Below are the records. Count the lines containing the string "Investment", and reply with the number alone.
──────────────────────────────
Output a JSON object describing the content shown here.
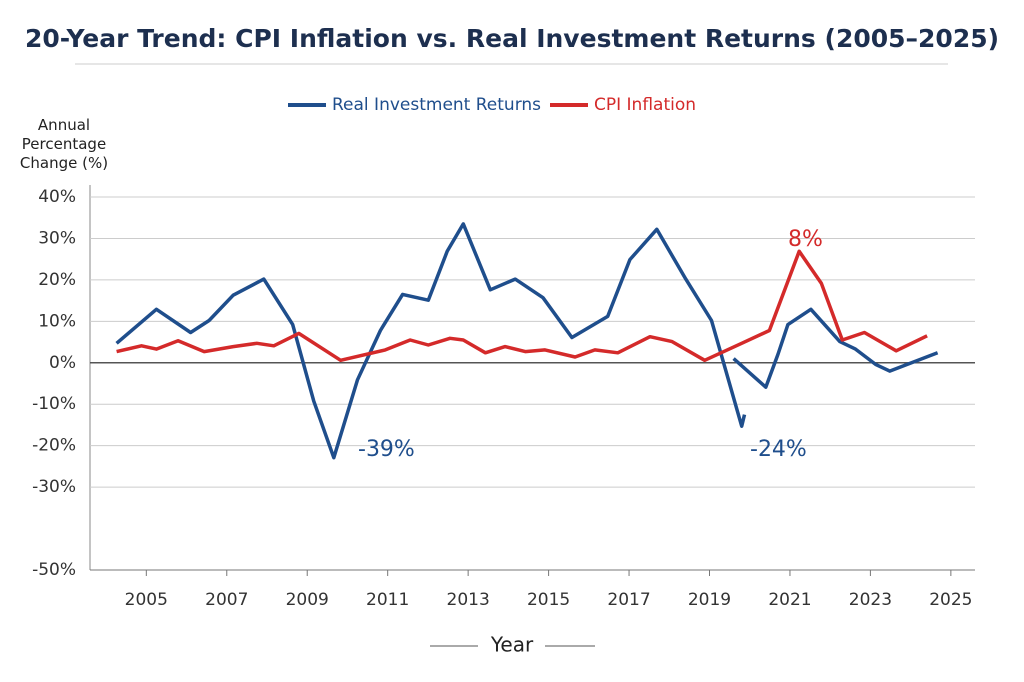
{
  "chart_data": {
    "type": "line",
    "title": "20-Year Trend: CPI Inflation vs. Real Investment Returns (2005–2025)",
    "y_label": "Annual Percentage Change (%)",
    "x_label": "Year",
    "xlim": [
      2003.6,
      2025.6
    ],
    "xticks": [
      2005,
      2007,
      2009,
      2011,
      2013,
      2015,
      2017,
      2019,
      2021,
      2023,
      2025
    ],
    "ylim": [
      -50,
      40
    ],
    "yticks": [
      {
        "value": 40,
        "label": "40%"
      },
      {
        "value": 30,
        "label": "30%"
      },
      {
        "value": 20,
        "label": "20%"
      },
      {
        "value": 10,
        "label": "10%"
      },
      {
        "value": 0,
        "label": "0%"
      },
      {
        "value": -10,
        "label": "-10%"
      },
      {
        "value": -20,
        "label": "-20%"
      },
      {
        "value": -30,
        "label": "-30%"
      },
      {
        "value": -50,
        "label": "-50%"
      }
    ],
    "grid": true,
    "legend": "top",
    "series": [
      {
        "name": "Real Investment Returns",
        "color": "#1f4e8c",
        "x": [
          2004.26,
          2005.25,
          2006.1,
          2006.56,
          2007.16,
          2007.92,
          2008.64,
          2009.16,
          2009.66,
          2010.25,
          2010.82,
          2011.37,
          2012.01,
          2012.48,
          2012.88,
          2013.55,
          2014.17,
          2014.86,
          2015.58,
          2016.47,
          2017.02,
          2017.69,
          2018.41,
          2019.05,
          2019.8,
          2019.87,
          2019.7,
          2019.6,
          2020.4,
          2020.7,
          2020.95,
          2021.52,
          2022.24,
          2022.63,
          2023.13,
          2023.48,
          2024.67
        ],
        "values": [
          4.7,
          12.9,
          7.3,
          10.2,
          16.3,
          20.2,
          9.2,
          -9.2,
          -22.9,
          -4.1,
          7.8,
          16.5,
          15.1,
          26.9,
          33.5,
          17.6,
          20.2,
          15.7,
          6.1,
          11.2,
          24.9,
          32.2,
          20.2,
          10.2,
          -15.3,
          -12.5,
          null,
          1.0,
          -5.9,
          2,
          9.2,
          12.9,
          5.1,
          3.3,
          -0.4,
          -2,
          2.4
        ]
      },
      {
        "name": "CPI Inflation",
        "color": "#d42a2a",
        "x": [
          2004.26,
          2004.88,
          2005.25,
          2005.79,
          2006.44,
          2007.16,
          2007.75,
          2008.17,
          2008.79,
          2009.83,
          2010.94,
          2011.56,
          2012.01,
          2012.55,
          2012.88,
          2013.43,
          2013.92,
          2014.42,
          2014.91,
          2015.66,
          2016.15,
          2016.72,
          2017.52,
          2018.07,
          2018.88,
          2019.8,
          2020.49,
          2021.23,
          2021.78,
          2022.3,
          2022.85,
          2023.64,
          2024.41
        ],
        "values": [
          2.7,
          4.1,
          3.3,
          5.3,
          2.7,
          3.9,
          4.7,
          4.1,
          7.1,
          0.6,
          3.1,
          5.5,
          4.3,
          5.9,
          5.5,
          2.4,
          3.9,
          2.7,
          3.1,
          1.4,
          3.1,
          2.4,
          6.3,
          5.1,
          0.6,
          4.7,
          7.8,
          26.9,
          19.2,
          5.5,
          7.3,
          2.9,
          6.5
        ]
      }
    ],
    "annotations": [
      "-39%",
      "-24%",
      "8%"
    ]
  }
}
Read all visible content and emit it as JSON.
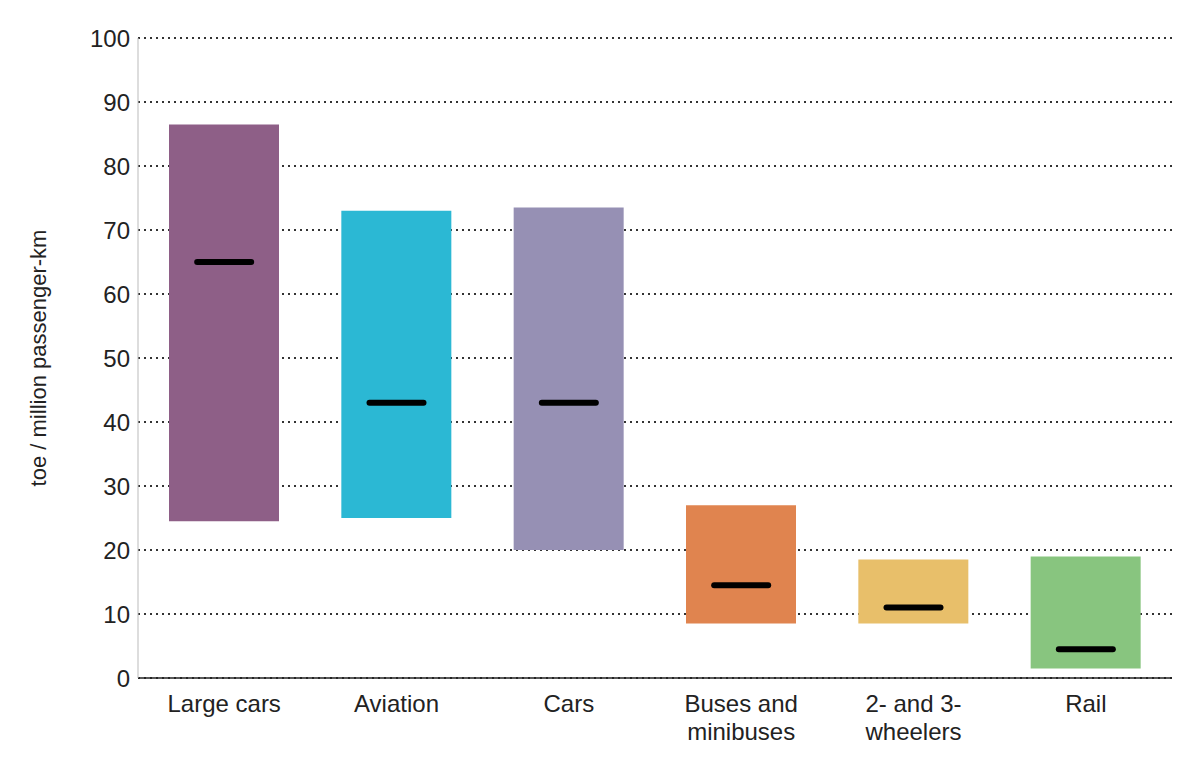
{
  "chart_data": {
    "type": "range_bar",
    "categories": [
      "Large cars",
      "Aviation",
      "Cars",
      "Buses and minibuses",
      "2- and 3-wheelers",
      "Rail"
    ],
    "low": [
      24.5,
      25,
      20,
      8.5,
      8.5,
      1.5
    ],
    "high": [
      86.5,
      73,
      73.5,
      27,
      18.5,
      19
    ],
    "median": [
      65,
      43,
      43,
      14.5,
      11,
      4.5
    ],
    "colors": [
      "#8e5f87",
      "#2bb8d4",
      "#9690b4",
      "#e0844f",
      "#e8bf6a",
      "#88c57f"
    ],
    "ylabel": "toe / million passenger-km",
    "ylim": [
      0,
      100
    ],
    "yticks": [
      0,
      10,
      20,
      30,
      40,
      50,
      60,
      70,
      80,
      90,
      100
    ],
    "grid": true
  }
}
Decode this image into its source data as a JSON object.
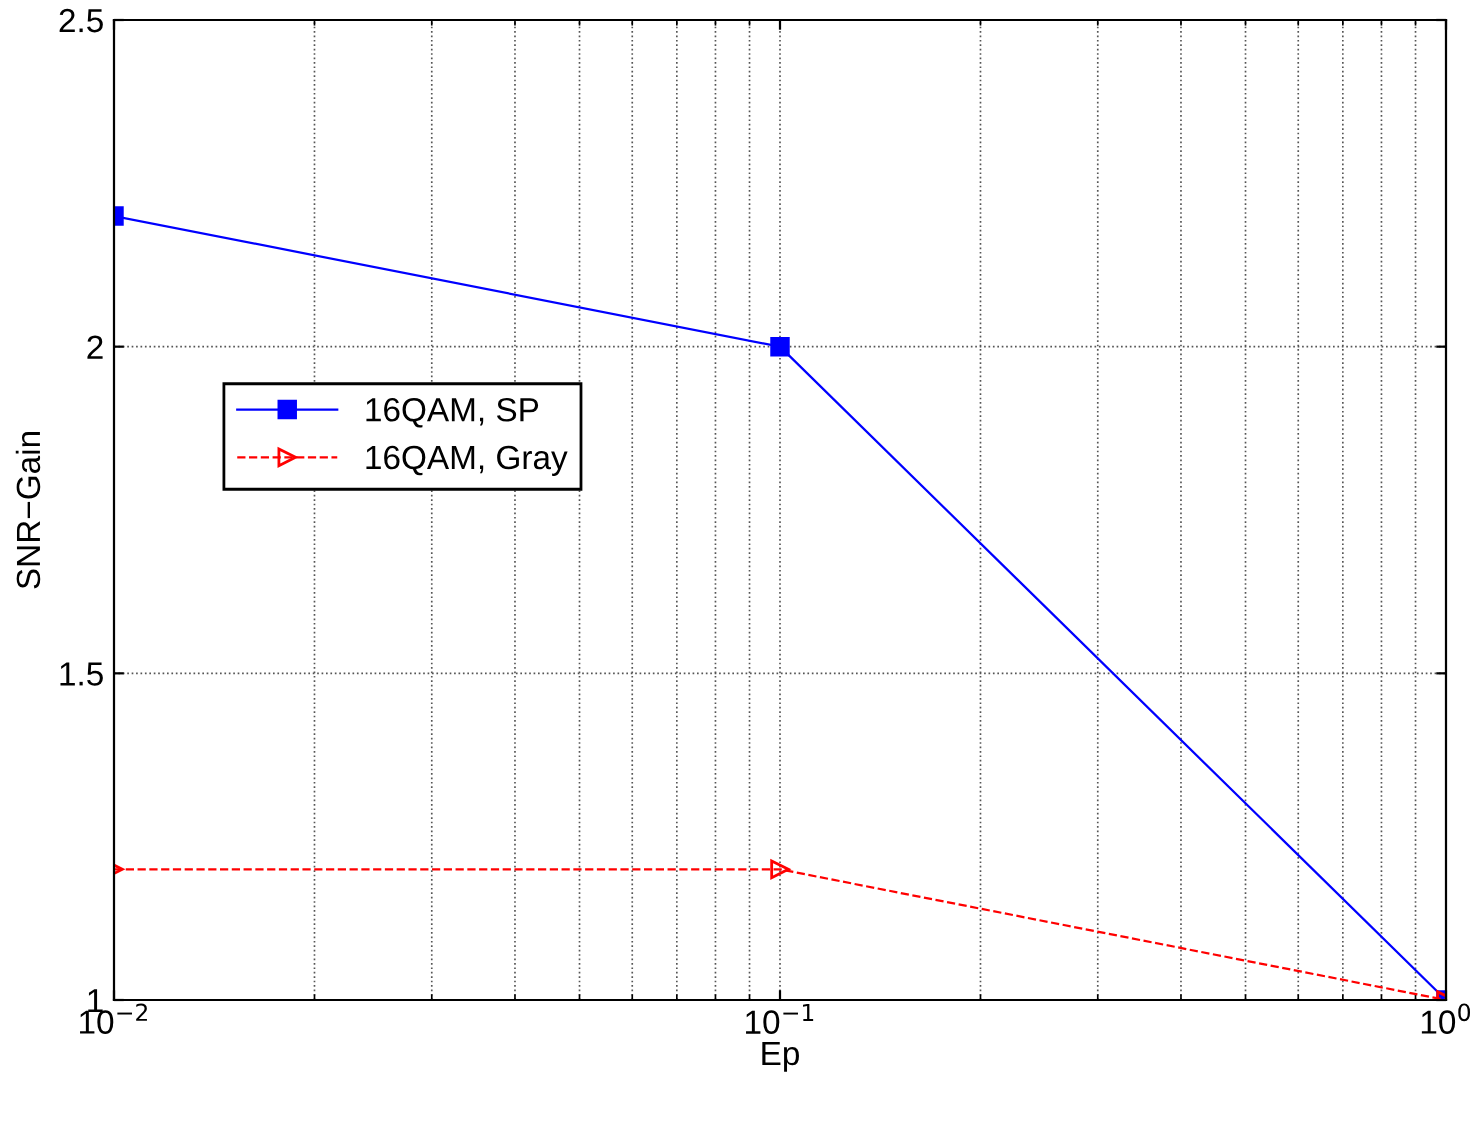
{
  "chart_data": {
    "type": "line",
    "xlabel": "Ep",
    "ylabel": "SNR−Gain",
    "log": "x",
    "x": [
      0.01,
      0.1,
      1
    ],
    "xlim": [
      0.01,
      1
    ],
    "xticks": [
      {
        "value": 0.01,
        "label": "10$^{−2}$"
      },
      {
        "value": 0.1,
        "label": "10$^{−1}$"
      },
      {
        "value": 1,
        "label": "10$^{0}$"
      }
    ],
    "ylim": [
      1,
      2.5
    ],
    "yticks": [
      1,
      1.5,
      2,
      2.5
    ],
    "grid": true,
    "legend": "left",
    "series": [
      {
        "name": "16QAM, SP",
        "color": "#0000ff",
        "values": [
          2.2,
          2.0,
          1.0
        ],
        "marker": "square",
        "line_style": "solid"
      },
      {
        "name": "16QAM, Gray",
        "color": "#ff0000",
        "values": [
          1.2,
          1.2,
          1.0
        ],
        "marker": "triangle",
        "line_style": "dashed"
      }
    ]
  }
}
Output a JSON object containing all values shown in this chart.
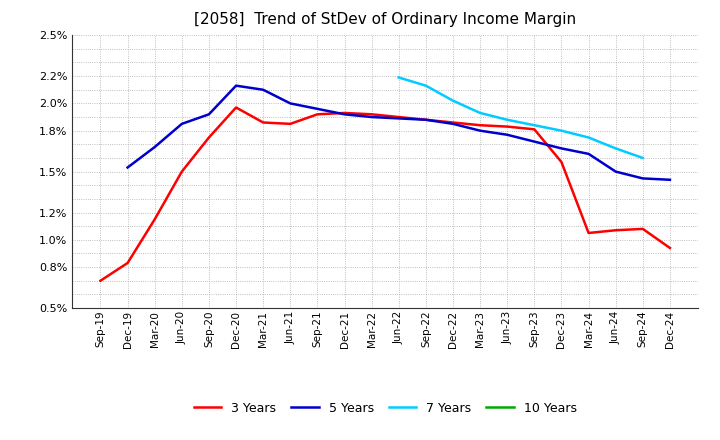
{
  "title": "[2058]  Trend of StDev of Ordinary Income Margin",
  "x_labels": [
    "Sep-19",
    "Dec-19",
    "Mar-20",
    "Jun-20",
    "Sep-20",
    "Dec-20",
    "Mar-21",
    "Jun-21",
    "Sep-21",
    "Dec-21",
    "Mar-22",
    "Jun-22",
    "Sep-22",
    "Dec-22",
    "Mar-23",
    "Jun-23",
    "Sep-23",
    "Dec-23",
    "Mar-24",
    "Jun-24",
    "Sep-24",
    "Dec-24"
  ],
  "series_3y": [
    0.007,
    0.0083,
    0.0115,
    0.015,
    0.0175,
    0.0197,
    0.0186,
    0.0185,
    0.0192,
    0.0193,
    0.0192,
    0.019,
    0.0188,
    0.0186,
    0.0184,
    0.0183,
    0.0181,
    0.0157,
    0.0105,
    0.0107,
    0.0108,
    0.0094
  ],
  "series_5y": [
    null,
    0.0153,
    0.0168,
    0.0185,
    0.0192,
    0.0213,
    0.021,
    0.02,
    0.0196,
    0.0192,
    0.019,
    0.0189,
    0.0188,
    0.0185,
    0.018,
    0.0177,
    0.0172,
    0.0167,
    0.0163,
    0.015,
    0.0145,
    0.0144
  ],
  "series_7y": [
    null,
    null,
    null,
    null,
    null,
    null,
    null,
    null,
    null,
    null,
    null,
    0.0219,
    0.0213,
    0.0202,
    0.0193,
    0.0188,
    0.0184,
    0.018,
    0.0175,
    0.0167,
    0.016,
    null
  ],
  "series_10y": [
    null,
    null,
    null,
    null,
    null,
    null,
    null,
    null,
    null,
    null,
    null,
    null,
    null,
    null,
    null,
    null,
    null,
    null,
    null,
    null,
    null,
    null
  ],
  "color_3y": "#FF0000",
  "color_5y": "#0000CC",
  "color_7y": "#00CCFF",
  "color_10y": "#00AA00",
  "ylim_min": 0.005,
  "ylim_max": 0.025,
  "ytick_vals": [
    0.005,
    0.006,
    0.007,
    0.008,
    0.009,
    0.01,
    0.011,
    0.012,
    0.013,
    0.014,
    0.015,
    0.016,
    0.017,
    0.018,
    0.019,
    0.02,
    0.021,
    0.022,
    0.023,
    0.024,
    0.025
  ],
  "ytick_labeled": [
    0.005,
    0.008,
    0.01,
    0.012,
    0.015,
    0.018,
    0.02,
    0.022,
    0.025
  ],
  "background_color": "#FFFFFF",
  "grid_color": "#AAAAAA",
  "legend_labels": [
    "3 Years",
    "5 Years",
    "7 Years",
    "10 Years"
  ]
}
──────────────────────────────
Written response:
2